## PROBLEM DETAILS
Show only lines that include "Andrés".

======== MATERIALS PROVIDED

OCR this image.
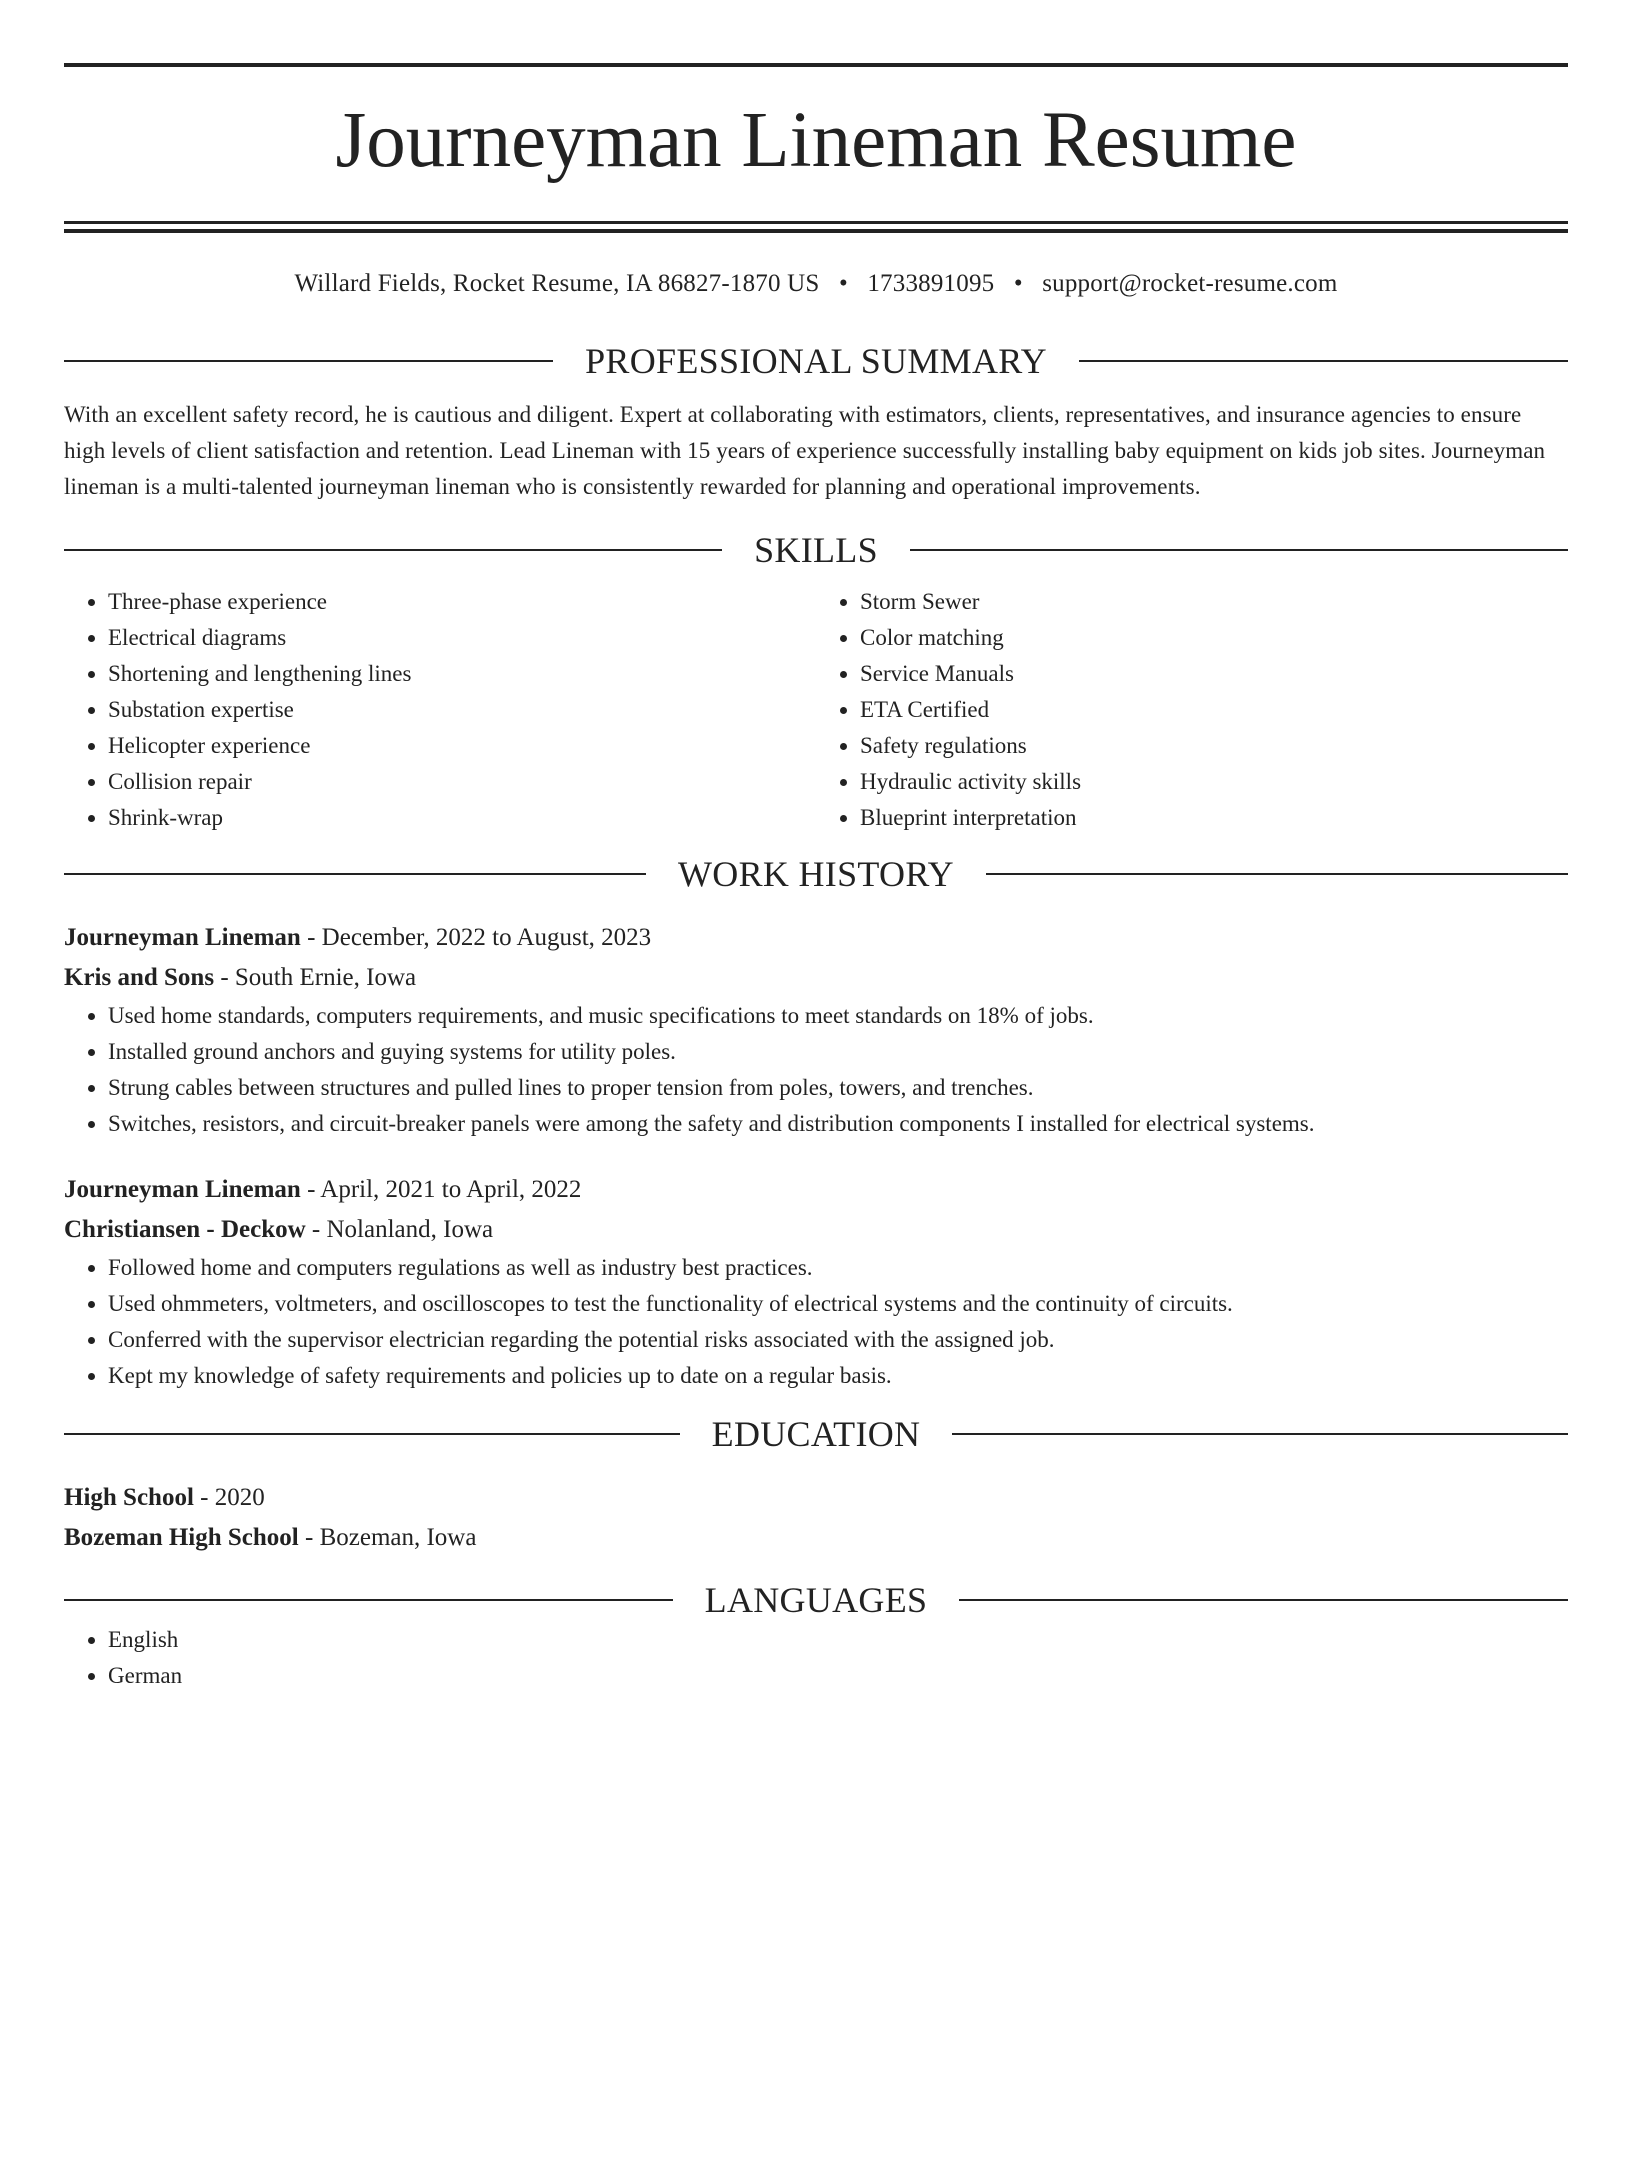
Journeyman Lineman Resume
Willard Fields, Rocket Resume, IA 86827-1870 US • 1733891095 • support@rocket-resume.com
PROFESSIONAL SUMMARY

With an excellent safety record, he is cautious and diligent. Expert at collaborating with estimators, clients, representatives, and insurance agencies to ensure high levels of client satisfaction and retention. Lead Lineman with 15 years of experience successfully installing baby equipment on kids job sites. Journeyman lineman is a multi-talented journeyman lineman who is consistently rewarded for planning and operational improvements.

SKILLS
• Three-phase experience
• Electrical diagrams
• Shortening and lengthening lines
• Substation expertise
• Helicopter experience
• Collision repair
• Shrink-wrap
• Storm Sewer
• Color matching
• Service Manuals
• ETA Certified
• Safety regulations
• Hydraulic activity skills
• Blueprint interpretation
WORK HISTORY
Journeyman Lineman - December, 2022 to August, 2023
Kris and Sons - South Ernie, Iowa
• Used home standards, computers requirements, and music specifications to meet standards on 18% of jobs.
• Installed ground anchors and guying systems for utility poles.
• Strung cables between structures and pulled lines to proper tension from poles, towers, and trenches.
• Switches, resistors, and circuit-breaker panels were among the safety and distribution components I installed for electrical systems.
Journeyman Lineman - April, 2021 to April, 2022
Christiansen - Deckow - Nolanland, Iowa
• Followed home and computers regulations as well as industry best practices.
• Used ohmmeters, voltmeters, and oscilloscopes to test the functionality of electrical systems and the continuity of circuits.
• Conferred with the supervisor electrician regarding the potential risks associated with the assigned job.
• Kept my knowledge of safety requirements and policies up to date on a regular basis.
EDUCATION
High School - 2020
Bozeman High School - Bozeman, Iowa
LANGUAGES
• English
• German
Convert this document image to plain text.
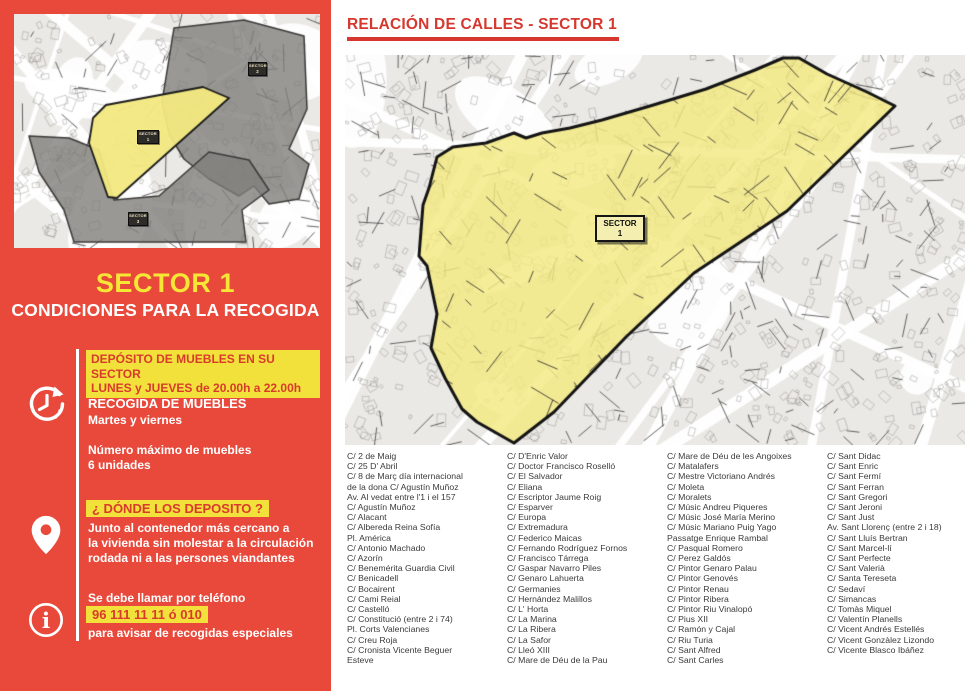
SECTOR
2
SECTOR
1
SECTOR
3
SECTOR 1
CONDICIONES PARA LA RECOGIDA
DEPÓSITO DE MUEBLES EN SU SECTOR
LUNES y JUEVES de 20.00h a 22.00h
RECOGIDA DE MUEBLES
Martes y viernes
Número máximo de muebles
6 unidades
¿ DÓNDE LOS DEPOSITO ?
Junto al contenedor más cercano a
la vivienda sin molestar a la circulación
rodada ni a las persones viandantes
i
Se debe llamar por teléfono
96 111 11 11 ó 010
para avisar de recogidas especiales
RELACIÓN DE CALLES - SECTOR 1
SECTOR
1
C/ 2 de Maig
C/ 25 D' Abril
C/ 8 de Març día internacional
de la dona C/ Agustín Muñoz
Av. Al vedat entre l'1 i el 157
C/ Agustín Muñoz
C/ Alacant
C/ Albereda Reina Sofía
Pl. América
C/ Antonio Machado
C/ Azorín
C/ Benemérita Guardia Civil
C/ Benicadell
C/ Bocairent
C/ Cami Reial
C/ Castelló
C/ Constitució (entre 2 i 74)
Pl. Corts Valencianes
C/ Creu Roja
C/ Cronista Vicente Beguer
Esteve
C/ D'Enric Valor
C/ Doctor Francisco Roselló
C/ El Salvador
C/ Eliana
C/ Escriptor Jaume Roig
C/ Esparver
C/ Europa
C/ Extremadura
C/ Federico Maicas
C/ Fernando Rodríguez Fornos
C/ Francisco Tárrega
C/ Gaspar Navarro Piles
C/ Genaro Lahuerta
C/ Germanies
C/ Hernández Malillos
C/ L' Horta
C/ La Marina
C/ La Ribera
C/ La Safor
C/ Lleó XIII
C/ Mare de Déu de la Pau
C/ Mare de Déu de les Angoixes
C/ Matalafers
C/ Mestre Victoriano Andrés
C/ Moleta
C/ Moralets
C/ Músic Andreu Piqueres
C/ Músic José María Merino
C/ Músic Mariano Puig Yago
Passatge Enrique Rambal
C/ Pasqual Romero
C/ Perez Galdós
C/ Pintor Genaro Palau
C/ Pintor Genovés
C/ Pintor Renau
C/ Pintor Ribera
C/ Pintor Riu Vinalopó
C/ Pius XII
C/ Ramón y Cajal
C/ Riu Turia
C/ Sant Alfred
C/ Sant Carles
C/ Sant Didac
C/ Sant Enric
C/ Sant Fermí
C/ Sant Ferran
C/ Sant Gregori
C/ Sant Jeroni
C/ Sant Just
Av. Sant Llorenç (entre 2 i 18)
C/ Sant Lluís Bertran
C/ Sant Marcel-lí
C/ Sant Perfecte
C/ Sant Valerià
C/ Santa Tereseta
C/ Sedaví
C/ Simancas
C/ Tomàs Miquel
C/ Valentín Planells
C/ Vicent Andrés Estellés
C/ Vicent Gonzàlez Lizondo
C/ Vicente Blasco Ibáñez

================

## RESULT
C/ Mestre Victoriano Andrés
C/ Vicent Andrés Estellés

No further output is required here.